[TO DO] State the count of lines below in which the word "content" appears, and add nothing.

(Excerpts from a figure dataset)
* * * * * * * * *

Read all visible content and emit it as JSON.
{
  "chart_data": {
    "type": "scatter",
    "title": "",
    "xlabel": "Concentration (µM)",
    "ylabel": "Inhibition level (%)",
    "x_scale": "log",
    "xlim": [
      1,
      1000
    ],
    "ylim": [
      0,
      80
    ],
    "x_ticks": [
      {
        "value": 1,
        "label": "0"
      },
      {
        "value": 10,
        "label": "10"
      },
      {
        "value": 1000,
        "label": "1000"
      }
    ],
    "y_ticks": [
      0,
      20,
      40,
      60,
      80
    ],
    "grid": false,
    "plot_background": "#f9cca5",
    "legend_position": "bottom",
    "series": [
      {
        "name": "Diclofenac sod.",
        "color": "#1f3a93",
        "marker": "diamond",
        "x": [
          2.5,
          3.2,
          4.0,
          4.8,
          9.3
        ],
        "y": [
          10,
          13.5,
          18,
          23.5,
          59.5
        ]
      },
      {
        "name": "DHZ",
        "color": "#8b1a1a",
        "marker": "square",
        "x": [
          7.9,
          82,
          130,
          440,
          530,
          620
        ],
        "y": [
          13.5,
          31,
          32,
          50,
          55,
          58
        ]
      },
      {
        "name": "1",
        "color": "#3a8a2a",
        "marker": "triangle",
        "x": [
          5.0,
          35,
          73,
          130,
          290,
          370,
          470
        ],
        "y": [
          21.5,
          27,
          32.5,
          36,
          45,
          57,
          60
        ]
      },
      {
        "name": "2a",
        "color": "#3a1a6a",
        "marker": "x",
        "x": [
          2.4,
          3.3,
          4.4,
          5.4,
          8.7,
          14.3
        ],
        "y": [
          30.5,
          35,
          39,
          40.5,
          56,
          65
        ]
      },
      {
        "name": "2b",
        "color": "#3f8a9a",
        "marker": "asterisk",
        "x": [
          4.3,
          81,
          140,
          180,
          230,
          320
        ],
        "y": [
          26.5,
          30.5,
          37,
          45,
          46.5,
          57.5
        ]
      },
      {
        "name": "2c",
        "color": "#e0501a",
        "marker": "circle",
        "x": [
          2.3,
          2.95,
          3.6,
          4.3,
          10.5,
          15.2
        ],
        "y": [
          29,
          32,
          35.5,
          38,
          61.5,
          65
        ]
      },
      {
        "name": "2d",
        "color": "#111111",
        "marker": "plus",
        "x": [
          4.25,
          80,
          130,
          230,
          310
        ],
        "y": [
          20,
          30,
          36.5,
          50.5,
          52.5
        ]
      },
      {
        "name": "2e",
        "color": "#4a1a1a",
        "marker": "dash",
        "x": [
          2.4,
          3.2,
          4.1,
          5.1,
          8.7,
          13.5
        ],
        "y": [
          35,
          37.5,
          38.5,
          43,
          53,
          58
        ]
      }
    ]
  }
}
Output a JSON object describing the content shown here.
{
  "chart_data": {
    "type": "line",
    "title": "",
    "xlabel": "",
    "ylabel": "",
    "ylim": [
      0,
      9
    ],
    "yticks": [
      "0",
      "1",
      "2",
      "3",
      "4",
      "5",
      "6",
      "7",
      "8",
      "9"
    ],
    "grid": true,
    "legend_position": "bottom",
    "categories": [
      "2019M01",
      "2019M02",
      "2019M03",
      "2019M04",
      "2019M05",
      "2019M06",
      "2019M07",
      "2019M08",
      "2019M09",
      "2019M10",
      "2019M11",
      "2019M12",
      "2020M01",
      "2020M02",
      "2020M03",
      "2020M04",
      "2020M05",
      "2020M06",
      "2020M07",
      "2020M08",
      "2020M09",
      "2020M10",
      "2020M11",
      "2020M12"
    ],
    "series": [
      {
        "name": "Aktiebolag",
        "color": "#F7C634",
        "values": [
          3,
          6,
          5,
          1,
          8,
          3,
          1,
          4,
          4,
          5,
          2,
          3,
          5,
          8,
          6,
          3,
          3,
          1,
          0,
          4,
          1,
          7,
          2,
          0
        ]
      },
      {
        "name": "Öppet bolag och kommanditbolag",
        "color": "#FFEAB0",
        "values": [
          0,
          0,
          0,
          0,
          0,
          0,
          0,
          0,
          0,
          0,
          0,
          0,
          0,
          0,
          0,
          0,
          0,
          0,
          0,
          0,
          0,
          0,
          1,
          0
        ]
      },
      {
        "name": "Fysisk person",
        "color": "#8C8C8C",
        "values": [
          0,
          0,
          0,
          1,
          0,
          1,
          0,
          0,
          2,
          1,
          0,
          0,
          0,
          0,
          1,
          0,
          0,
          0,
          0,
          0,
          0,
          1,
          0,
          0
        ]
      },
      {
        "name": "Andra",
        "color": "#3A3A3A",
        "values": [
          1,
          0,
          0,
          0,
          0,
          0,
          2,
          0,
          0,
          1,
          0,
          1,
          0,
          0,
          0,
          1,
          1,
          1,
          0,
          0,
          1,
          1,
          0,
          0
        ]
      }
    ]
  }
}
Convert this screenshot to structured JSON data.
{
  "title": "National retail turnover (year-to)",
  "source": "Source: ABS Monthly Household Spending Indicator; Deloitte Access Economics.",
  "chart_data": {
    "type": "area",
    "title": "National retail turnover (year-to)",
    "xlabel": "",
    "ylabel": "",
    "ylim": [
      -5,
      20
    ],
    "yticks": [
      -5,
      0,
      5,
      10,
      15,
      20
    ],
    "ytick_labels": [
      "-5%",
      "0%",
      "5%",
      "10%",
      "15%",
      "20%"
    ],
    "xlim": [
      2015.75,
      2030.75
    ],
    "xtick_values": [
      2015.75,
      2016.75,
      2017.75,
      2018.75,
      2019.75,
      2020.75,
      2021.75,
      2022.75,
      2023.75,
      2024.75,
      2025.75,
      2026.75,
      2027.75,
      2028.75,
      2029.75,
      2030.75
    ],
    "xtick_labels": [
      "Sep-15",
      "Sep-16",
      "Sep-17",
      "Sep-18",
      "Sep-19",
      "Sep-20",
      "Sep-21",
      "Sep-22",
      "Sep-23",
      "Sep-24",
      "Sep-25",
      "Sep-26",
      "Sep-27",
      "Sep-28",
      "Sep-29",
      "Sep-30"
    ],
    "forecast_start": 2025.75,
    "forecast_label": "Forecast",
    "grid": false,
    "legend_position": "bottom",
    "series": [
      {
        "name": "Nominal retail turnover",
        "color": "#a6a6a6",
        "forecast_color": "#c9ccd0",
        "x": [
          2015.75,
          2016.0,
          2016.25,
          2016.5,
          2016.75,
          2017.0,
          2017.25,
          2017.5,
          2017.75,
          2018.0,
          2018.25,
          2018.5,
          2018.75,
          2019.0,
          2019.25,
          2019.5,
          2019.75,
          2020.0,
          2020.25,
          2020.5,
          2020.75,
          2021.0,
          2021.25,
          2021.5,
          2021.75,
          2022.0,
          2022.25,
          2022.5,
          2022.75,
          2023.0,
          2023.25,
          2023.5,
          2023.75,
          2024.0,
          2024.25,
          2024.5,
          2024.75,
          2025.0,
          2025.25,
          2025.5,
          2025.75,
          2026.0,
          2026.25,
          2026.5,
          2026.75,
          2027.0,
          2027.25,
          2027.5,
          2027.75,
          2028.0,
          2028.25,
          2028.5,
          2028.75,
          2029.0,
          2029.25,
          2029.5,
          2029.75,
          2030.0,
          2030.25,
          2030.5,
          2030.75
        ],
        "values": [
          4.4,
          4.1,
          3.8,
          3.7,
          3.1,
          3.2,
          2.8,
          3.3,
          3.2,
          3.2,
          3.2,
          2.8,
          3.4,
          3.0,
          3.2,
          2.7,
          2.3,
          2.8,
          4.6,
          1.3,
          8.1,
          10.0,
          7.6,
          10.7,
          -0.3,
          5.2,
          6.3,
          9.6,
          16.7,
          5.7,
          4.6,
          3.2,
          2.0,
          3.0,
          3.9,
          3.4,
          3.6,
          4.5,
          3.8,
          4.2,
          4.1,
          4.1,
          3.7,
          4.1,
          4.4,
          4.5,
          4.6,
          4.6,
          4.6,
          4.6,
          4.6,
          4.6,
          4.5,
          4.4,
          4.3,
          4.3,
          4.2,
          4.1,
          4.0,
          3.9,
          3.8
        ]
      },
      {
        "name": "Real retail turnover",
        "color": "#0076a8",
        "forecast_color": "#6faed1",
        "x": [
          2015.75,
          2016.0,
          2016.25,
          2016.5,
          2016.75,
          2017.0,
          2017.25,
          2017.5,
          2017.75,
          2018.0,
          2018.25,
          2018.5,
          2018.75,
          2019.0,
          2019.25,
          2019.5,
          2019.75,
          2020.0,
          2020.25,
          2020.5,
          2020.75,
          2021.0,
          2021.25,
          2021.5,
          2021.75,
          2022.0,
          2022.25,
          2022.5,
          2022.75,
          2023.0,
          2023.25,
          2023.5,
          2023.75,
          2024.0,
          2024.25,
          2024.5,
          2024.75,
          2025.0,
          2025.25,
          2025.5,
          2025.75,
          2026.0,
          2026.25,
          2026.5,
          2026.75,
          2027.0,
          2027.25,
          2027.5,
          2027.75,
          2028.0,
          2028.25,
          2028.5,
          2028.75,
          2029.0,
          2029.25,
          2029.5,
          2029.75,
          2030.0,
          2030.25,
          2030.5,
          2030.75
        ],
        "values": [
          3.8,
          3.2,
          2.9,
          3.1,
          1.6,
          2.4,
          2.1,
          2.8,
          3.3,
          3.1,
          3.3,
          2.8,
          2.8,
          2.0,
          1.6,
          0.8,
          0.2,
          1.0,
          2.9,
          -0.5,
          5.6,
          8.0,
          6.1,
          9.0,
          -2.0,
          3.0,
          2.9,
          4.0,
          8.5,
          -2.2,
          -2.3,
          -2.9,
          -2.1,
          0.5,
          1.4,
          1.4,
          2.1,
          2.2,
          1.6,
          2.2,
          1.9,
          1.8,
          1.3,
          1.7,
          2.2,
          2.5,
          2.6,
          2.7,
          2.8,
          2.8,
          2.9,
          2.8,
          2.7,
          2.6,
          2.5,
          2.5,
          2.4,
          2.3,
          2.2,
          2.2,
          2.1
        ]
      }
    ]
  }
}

* * * * * * * * *

[RESULT FOR THIS EXERCISE] 2